● Task description
Set down the full listing exactly, character for character.

****************************************

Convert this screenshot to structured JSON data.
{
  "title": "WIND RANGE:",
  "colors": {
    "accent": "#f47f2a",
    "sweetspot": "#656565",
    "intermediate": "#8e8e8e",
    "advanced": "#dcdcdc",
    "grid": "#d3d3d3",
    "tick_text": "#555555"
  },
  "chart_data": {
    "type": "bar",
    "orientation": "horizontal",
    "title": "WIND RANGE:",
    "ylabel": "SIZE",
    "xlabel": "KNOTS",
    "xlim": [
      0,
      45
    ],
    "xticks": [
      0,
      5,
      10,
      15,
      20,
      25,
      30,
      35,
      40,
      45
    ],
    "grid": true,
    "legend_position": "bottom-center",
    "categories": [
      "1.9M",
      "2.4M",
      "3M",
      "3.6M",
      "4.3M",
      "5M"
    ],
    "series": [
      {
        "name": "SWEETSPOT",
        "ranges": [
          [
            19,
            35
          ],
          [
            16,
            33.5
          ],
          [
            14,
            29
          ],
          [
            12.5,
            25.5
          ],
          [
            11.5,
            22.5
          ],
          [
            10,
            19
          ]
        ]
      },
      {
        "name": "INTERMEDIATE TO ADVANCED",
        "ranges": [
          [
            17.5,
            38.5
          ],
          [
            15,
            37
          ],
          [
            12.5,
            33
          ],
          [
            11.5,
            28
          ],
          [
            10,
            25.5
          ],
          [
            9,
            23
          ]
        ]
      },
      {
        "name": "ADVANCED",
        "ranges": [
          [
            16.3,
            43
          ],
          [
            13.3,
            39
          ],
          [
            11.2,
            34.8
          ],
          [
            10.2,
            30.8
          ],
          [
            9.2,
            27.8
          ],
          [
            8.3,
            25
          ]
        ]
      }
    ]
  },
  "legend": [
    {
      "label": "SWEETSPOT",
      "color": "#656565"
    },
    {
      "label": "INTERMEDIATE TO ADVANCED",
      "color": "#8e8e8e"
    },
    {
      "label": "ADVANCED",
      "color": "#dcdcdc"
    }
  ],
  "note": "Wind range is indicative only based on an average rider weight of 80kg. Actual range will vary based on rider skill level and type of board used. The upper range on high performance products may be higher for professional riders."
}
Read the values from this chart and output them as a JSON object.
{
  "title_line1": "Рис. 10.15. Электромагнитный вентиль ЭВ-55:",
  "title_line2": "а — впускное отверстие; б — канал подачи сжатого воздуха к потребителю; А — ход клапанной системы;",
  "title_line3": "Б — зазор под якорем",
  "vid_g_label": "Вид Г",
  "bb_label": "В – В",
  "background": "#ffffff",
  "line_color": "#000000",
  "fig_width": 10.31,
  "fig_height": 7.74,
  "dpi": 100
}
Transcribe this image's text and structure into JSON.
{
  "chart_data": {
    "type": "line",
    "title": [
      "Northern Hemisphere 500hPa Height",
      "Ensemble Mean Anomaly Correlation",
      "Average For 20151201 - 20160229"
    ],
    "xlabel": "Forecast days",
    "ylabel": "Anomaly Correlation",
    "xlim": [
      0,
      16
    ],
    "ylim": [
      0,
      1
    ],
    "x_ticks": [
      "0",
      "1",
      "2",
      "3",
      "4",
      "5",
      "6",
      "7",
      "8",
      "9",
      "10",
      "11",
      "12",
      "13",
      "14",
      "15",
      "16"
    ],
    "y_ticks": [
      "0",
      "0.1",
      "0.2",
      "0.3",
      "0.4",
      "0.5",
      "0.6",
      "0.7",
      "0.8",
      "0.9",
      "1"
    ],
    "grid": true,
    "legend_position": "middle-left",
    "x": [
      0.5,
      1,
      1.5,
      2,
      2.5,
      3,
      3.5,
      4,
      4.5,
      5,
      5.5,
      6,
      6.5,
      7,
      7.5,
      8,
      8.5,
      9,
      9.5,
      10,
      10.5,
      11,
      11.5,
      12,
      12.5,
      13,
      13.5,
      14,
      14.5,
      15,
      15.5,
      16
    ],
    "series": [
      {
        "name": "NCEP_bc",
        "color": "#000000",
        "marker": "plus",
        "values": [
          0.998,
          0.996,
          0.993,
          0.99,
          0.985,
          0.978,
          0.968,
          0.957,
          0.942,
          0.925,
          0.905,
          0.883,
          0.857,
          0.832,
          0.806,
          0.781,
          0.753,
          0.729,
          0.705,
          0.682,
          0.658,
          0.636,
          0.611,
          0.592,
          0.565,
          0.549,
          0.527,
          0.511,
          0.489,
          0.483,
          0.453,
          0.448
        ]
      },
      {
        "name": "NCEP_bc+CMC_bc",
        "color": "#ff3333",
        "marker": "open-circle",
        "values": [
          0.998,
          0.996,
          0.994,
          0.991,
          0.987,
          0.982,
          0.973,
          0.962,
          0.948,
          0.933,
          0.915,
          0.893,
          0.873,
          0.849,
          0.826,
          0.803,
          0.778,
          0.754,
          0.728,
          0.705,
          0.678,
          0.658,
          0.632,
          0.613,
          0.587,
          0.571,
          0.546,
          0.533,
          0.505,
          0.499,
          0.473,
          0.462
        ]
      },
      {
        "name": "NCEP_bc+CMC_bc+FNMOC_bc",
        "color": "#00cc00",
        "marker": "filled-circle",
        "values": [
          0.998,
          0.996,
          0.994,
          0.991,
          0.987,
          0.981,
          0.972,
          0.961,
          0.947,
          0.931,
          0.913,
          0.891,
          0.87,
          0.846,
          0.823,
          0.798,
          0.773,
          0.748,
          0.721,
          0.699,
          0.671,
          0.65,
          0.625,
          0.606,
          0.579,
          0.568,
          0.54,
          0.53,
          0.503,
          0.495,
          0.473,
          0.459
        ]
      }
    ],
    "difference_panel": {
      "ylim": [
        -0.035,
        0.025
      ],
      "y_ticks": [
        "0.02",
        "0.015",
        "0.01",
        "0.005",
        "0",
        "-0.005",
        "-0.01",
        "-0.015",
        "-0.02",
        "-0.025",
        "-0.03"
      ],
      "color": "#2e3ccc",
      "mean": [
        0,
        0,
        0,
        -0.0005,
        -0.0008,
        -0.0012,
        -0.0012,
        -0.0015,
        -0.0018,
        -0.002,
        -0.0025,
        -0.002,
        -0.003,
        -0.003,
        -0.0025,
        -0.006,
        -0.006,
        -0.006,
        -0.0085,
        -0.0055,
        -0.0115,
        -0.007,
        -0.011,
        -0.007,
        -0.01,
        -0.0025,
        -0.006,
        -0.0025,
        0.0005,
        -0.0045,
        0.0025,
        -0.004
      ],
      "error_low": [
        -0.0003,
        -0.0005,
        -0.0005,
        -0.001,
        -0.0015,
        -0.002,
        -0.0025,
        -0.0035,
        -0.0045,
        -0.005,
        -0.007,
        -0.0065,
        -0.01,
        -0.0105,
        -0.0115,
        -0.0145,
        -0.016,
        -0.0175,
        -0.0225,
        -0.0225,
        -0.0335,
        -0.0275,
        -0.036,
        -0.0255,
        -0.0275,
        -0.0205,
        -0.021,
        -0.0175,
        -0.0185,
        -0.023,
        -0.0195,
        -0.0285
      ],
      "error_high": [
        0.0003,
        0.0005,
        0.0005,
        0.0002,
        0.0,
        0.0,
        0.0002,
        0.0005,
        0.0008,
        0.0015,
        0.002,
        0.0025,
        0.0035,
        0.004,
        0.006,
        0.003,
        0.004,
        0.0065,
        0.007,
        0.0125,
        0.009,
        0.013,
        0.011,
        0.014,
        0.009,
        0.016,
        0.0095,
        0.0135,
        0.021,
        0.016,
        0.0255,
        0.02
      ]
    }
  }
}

****************************************

● Result for this exercise
Convert this screenshot to structured JSON data.
{
  "title": "WIND RANGE:",
  "colors": {
    "accent": "#f47f2a",
    "sweetspot": "#656565",
    "intermediate": "#8e8e8e",
    "advanced": "#dcdcdc",
    "grid": "#d3d3d3",
    "tick_text": "#555555"
  },
  "chart_data": {
    "type": "bar",
    "orientation": "horizontal",
    "title": "WIND RANGE:",
    "ylabel": "SIZE",
    "xlabel": "KNOTS",
    "xlim": [
      0,
      45
    ],
    "xticks": [
      0,
      5,
      10,
      15,
      20,
      25,
      30,
      35,
      40,
      45
    ],
    "grid": true,
    "legend_position": "bottom-center",
    "categories": [
      "1.9M",
      "2.4M",
      "3M",
      "3.6M",
      "4.3M",
      "5M"
    ],
    "series": [
      {
        "name": "SWEETSPOT",
        "ranges": [
          [
            19,
            35
          ],
          [
            16,
            33.5
          ],
          [
            14,
            29
          ],
          [
            12.5,
            25.5
          ],
          [
            11.5,
            22.5
          ],
          [
            10,
            19
          ]
        ]
      },
      {
        "name": "INTERMEDIATE TO ADVANCED",
        "ranges": [
          [
            17.5,
            38.5
          ],
          [
            15,
            37
          ],
          [
            12.5,
            33
          ],
          [
            11.5,
            28
          ],
          [
            10,
            25.5
          ],
          [
            9,
            23
          ]
        ]
      },
      {
        "name": "ADVANCED",
        "ranges": [
          [
            16.3,
            43
          ],
          [
            13.3,
            39
          ],
          [
            11.2,
            34.8
          ],
          [
            10.2,
            30.8
          ],
          [
            9.2,
            27.8
          ],
          [
            8.3,
            25
          ]
        ]
      }
    ]
  },
  "legend": [
    {
      "label": "SWEETSPOT",
      "color": "#656565"
    },
    {
      "label": "INTERMEDIATE TO ADVANCED",
      "color": "#8e8e8e"
    },
    {
      "label": "ADVANCED",
      "color": "#dcdcdc"
    }
  ],
  "note": "Wind range is indicative only based on an average rider weight of 80kg. Actual range will vary based on rider skill level and type of board used. The upper range on high performance products may be higher for professional riders."
}
Read the values from this chart and output them as a JSON object.
{
  "title_line1": "Рис. 10.15. Электромагнитный вентиль ЭВ-55:",
  "title_line2": "а — впускное отверстие; б — канал подачи сжатого воздуха к потребителю; А — ход клапанной системы;",
  "title_line3": "Б — зазор под якорем",
  "vid_g_label": "Вид Г",
  "bb_label": "В – В",
  "background": "#ffffff",
  "line_color": "#000000",
  "fig_width": 10.31,
  "fig_height": 7.74,
  "dpi": 100
}
Transcribe this image's text and structure into JSON.
{
  "chart_data": {
    "type": "line",
    "title": [
      "Northern Hemisphere 500hPa Height",
      "Ensemble Mean Anomaly Correlation",
      "Average For 20151201 - 20160229"
    ],
    "xlabel": "Forecast days",
    "ylabel": "Anomaly Correlation",
    "xlim": [
      0,
      16
    ],
    "ylim": [
      0,
      1
    ],
    "x_ticks": [
      "0",
      "1",
      "2",
      "3",
      "4",
      "5",
      "6",
      "7",
      "8",
      "9",
      "10",
      "11",
      "12",
      "13",
      "14",
      "15",
      "16"
    ],
    "y_ticks": [
      "0",
      "0.1",
      "0.2",
      "0.3",
      "0.4",
      "0.5",
      "0.6",
      "0.7",
      "0.8",
      "0.9",
      "1"
    ],
    "grid": true,
    "legend_position": "middle-left",
    "x": [
      0.5,
      1,
      1.5,
      2,
      2.5,
      3,
      3.5,
      4,
      4.5,
      5,
      5.5,
      6,
      6.5,
      7,
      7.5,
      8,
      8.5,
      9,
      9.5,
      10,
      10.5,
      11,
      11.5,
      12,
      12.5,
      13,
      13.5,
      14,
      14.5,
      15,
      15.5,
      16
    ],
    "series": [
      {
        "name": "NCEP_bc",
        "color": "#000000",
        "marker": "plus",
        "values": [
          0.998,
          0.996,
          0.993,
          0.99,
          0.985,
          0.978,
          0.968,
          0.957,
          0.942,
          0.925,
          0.905,
          0.883,
          0.857,
          0.832,
          0.806,
          0.781,
          0.753,
          0.729,
          0.705,
          0.682,
          0.658,
          0.636,
          0.611,
          0.592,
          0.565,
          0.549,
          0.527,
          0.511,
          0.489,
          0.483,
          0.453,
          0.448
        ]
      },
      {
        "name": "NCEP_bc+CMC_bc",
        "color": "#ff3333",
        "marker": "open-circle",
        "values": [
          0.998,
          0.996,
          0.994,
          0.991,
          0.987,
          0.982,
          0.973,
          0.962,
          0.948,
          0.933,
          0.915,
          0.893,
          0.873,
          0.849,
          0.826,
          0.803,
          0.778,
          0.754,
          0.728,
          0.705,
          0.678,
          0.658,
          0.632,
          0.613,
          0.587,
          0.571,
          0.546,
          0.533,
          0.505,
          0.499,
          0.473,
          0.462
        ]
      },
      {
        "name": "NCEP_bc+CMC_bc+FNMOC_bc",
        "color": "#00cc00",
        "marker": "filled-circle",
        "values": [
          0.998,
          0.996,
          0.994,
          0.991,
          0.987,
          0.981,
          0.972,
          0.961,
          0.947,
          0.931,
          0.913,
          0.891,
          0.87,
          0.846,
          0.823,
          0.798,
          0.773,
          0.748,
          0.721,
          0.699,
          0.671,
          0.65,
          0.625,
          0.606,
          0.579,
          0.568,
          0.54,
          0.53,
          0.503,
          0.495,
          0.473,
          0.459
        ]
      }
    ],
    "difference_panel": {
      "ylim": [
        -0.035,
        0.025
      ],
      "y_ticks": [
        "0.02",
        "0.015",
        "0.01",
        "0.005",
        "0",
        "-0.005",
        "-0.01",
        "-0.015",
        "-0.02",
        "-0.025",
        "-0.03"
      ],
      "color": "#2e3ccc",
      "mean": [
        0,
        0,
        0,
        -0.0005,
        -0.0008,
        -0.0012,
        -0.0012,
        -0.0015,
        -0.0018,
        -0.002,
        -0.0025,
        -0.002,
        -0.003,
        -0.003,
        -0.0025,
        -0.006,
        -0.006,
        -0.006,
        -0.0085,
        -0.0055,
        -0.0115,
        -0.007,
        -0.011,
        -0.007,
        -0.01,
        -0.0025,
        -0.006,
        -0.0025,
        0.0005,
        -0.0045,
        0.0025,
        -0.004
      ],
      "error_low": [
        -0.0003,
        -0.0005,
        -0.0005,
        -0.001,
        -0.0015,
        -0.002,
        -0.0025,
        -0.0035,
        -0.0045,
        -0.005,
        -0.007,
        -0.0065,
        -0.01,
        -0.0105,
        -0.0115,
        -0.0145,
        -0.016,
        -0.0175,
        -0.0225,
        -0.0225,
        -0.0335,
        -0.0275,
        -0.036,
        -0.0255,
        -0.0275,
        -0.0205,
        -0.021,
        -0.0175,
        -0.0185,
        -0.023,
        -0.0195,
        -0.0285
      ],
      "error_high": [
        0.0003,
        0.0005,
        0.0005,
        0.0002,
        0.0,
        0.0,
        0.0002,
        0.0005,
        0.0008,
        0.0015,
        0.002,
        0.0025,
        0.0035,
        0.004,
        0.006,
        0.003,
        0.004,
        0.0065,
        0.007,
        0.0125,
        0.009,
        0.013,
        0.011,
        0.014,
        0.009,
        0.016,
        0.0095,
        0.0135,
        0.021,
        0.016,
        0.0255,
        0.02
      ]
    }
  }
}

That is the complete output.